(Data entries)
□ □ □ □ □
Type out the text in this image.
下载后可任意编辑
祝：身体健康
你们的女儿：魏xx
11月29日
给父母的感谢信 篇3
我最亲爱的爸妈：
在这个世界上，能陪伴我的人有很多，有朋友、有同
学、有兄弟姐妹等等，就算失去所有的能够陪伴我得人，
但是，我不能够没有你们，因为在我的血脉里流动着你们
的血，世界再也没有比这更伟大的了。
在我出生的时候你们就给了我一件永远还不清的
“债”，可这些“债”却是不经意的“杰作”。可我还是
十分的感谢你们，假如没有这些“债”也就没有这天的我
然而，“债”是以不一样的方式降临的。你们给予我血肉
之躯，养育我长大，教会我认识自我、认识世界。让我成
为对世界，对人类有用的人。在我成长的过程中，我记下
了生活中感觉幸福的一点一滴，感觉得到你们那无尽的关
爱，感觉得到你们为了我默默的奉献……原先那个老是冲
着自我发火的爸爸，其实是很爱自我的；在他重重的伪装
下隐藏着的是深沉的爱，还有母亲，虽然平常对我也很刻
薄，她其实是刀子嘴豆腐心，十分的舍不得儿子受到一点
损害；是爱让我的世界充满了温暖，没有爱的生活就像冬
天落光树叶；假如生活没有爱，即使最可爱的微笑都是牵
□ □ □ □ □
What this task involves: Extract every line above exactly as it stands.

Exercise response:
Type out the text in this image.
下载后可任意编辑
祝：身体健康
你们的女儿：魏xx
11月29日
给父母的感谢信 篇3
我最亲爱的爸妈：
在这个世界上，能陪伴我的人有很多，有朋友、有同
学、有兄弟姐妹等等，就算失去所有的能够陪伴我得人，
但是，我不能够没有你们，因为在我的血脉里流动着你们
的血，世界再也没有比这更伟大的了。
在我出生的时候你们就给了我一件永远还不清的
“债”，可这些“债”却是不经意的“杰作”。可我还是
十分的感谢你们，假如没有这些“债”也就没有这天的我
然而，“债”是以不一样的方式降临的。你们给予我血肉
之躯，养育我长大，教会我认识自我、认识世界。让我成
为对世界，对人类有用的人。在我成长的过程中，我记下
了生活中感觉幸福的一点一滴，感觉得到你们那无尽的关
爱，感觉得到你们为了我默默的奉献……原先那个老是冲
着自我发火的爸爸，其实是很爱自我的；在他重重的伪装
下隐藏着的是深沉的爱，还有母亲，虽然平常对我也很刻
薄，她其实是刀子嘴豆腐心，十分的舍不得儿子受到一点
损害；是爱让我的世界充满了温暖，没有爱的生活就像冬
天落光树叶；假如生活没有爱，即使最可爱的微笑都是牵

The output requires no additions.